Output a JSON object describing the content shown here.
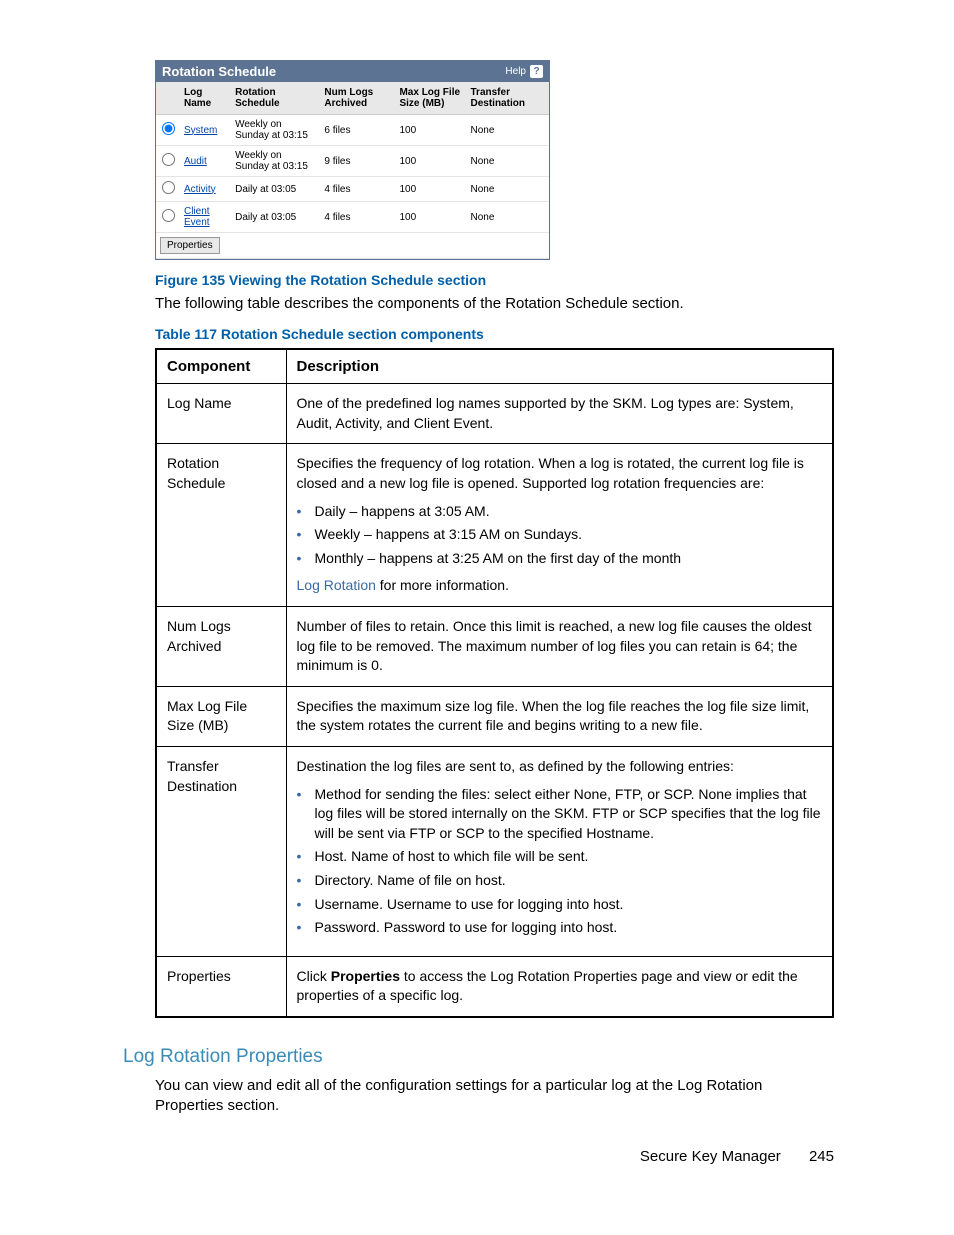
{
  "rs": {
    "title": "Rotation Schedule",
    "help_label": "Help",
    "help_icon": "?",
    "cols": {
      "radio": "",
      "logname": "Log Name",
      "rotation": "Rotation Schedule",
      "numlogs": "Num Logs Archived",
      "maxsize": "Max Log File Size (MB)",
      "transfer": "Transfer Destination"
    },
    "rows": [
      {
        "logname": "System",
        "rotation": "Weekly on Sunday at 03:15",
        "numlogs": "6 files",
        "maxsize": "100",
        "transfer": "None",
        "selected": true
      },
      {
        "logname": "Audit",
        "rotation": "Weekly on Sunday at 03:15",
        "numlogs": "9 files",
        "maxsize": "100",
        "transfer": "None",
        "selected": false
      },
      {
        "logname": "Activity",
        "rotation": "Daily at 03:05",
        "numlogs": "4 files",
        "maxsize": "100",
        "transfer": "None",
        "selected": false
      },
      {
        "logname": "Client Event",
        "rotation": "Daily at 03:05",
        "numlogs": "4 files",
        "maxsize": "100",
        "transfer": "None",
        "selected": false
      }
    ],
    "properties_btn": "Properties"
  },
  "fig_caption": "Figure 135 Viewing the Rotation Schedule section",
  "para1": "The following table describes the components of the Rotation Schedule section.",
  "tab_caption": "Table 117 Rotation Schedule section components",
  "desc": {
    "th_component": "Component",
    "th_description": "Description",
    "rows": {
      "logname": {
        "comp": "Log Name",
        "desc": "One of the predefined log names supported by the SKM. Log types are: System, Audit, Activity, and Client Event."
      },
      "rotation": {
        "comp": "Rotation Schedule",
        "intro": "Specifies the frequency of log rotation. When a log is rotated, the current log file is closed and a new log file is opened. Supported log rotation frequencies are:",
        "bul": [
          "Daily – happens at 3:05 AM.",
          "Weekly – happens at 3:15 AM on Sundays.",
          "Monthly – happens at 3:25 AM on the first day of the month"
        ],
        "link": "Log Rotation",
        "link_tail": " for more information."
      },
      "numlogs": {
        "comp": "Num Logs Archived",
        "desc": "Number of files to retain. Once this limit is reached, a new log file causes the oldest log file to be removed. The maximum number of log files you can retain is 64; the minimum is 0."
      },
      "maxsize": {
        "comp": "Max Log File Size (MB)",
        "desc": "Specifies the maximum size log file. When the log file reaches the log file size limit, the system rotates the current file and begins writing to a new file."
      },
      "transfer": {
        "comp": "Transfer Destination",
        "intro": "Destination the log files are sent to, as defined by the following entries:",
        "bul": [
          "Method for sending the files: select either None, FTP, or SCP. None implies that log files will be stored internally on the SKM. FTP or SCP specifies that the log file will be sent via FTP or SCP to the specified Hostname.",
          "Host. Name of host to which file will be sent.",
          "Directory. Name of file on host.",
          "Username. Username to use for logging into host.",
          "Password. Password to use for logging into host."
        ]
      },
      "props": {
        "comp": "Properties",
        "pre": "Click ",
        "bold": "Properties",
        "post": " to access the Log Rotation Properties page and view or edit the properties of a specific log."
      }
    }
  },
  "section_heading": "Log Rotation Properties",
  "para2": "You can view and edit all of the configuration settings for a particular log at the Log Rotation Properties section.",
  "footer": {
    "title": "Secure Key Manager",
    "page": "245"
  }
}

» WHAT THIS TASK INVOLVES: Can you restate all the records above word for word while dropping the pictures?

» ANSWER FOR THE TASK:
Output a JSON object describing the content shown here.
{
  "rs": {
    "title": "Rotation Schedule",
    "help_label": "Help",
    "help_icon": "?",
    "cols": {
      "radio": "",
      "logname": "Log Name",
      "rotation": "Rotation Schedule",
      "numlogs": "Num Logs Archived",
      "maxsize": "Max Log File Size (MB)",
      "transfer": "Transfer Destination"
    },
    "rows": [
      {
        "logname": "System",
        "rotation": "Weekly on Sunday at 03:15",
        "numlogs": "6 files",
        "maxsize": "100",
        "transfer": "None",
        "selected": true
      },
      {
        "logname": "Audit",
        "rotation": "Weekly on Sunday at 03:15",
        "numlogs": "9 files",
        "maxsize": "100",
        "transfer": "None",
        "selected": false
      },
      {
        "logname": "Activity",
        "rotation": "Daily at 03:05",
        "numlogs": "4 files",
        "maxsize": "100",
        "transfer": "None",
        "selected": false
      },
      {
        "logname": "Client Event",
        "rotation": "Daily at 03:05",
        "numlogs": "4 files",
        "maxsize": "100",
        "transfer": "None",
        "selected": false
      }
    ],
    "properties_btn": "Properties"
  },
  "fig_caption": "Figure 135 Viewing the Rotation Schedule section",
  "para1": "The following table describes the components of the Rotation Schedule section.",
  "tab_caption": "Table 117 Rotation Schedule section components",
  "desc": {
    "th_component": "Component",
    "th_description": "Description",
    "rows": {
      "logname": {
        "comp": "Log Name",
        "desc": "One of the predefined log names supported by the SKM. Log types are: System, Audit, Activity, and Client Event."
      },
      "rotation": {
        "comp": "Rotation Schedule",
        "intro": "Specifies the frequency of log rotation. When a log is rotated, the current log file is closed and a new log file is opened. Supported log rotation frequencies are:",
        "bul": [
          "Daily – happens at 3:05 AM.",
          "Weekly – happens at 3:15 AM on Sundays.",
          "Monthly – happens at 3:25 AM on the first day of the month"
        ],
        "link": "Log Rotation",
        "link_tail": " for more information."
      },
      "numlogs": {
        "comp": "Num Logs Archived",
        "desc": "Number of files to retain. Once this limit is reached, a new log file causes the oldest log file to be removed. The maximum number of log files you can retain is 64; the minimum is 0."
      },
      "maxsize": {
        "comp": "Max Log File Size (MB)",
        "desc": "Specifies the maximum size log file. When the log file reaches the log file size limit, the system rotates the current file and begins writing to a new file."
      },
      "transfer": {
        "comp": "Transfer Destination",
        "intro": "Destination the log files are sent to, as defined by the following entries:",
        "bul": [
          "Method for sending the files: select either None, FTP, or SCP. None implies that log files will be stored internally on the SKM. FTP or SCP specifies that the log file will be sent via FTP or SCP to the specified Hostname.",
          "Host. Name of host to which file will be sent.",
          "Directory. Name of file on host.",
          "Username. Username to use for logging into host.",
          "Password. Password to use for logging into host."
        ]
      },
      "props": {
        "comp": "Properties",
        "pre": "Click ",
        "bold": "Properties",
        "post": " to access the Log Rotation Properties page and view or edit the properties of a specific log."
      }
    }
  },
  "section_heading": "Log Rotation Properties",
  "para2": "You can view and edit all of the configuration settings for a particular log at the Log Rotation Properties section.",
  "footer": {
    "title": "Secure Key Manager",
    "page": "245"
  }
}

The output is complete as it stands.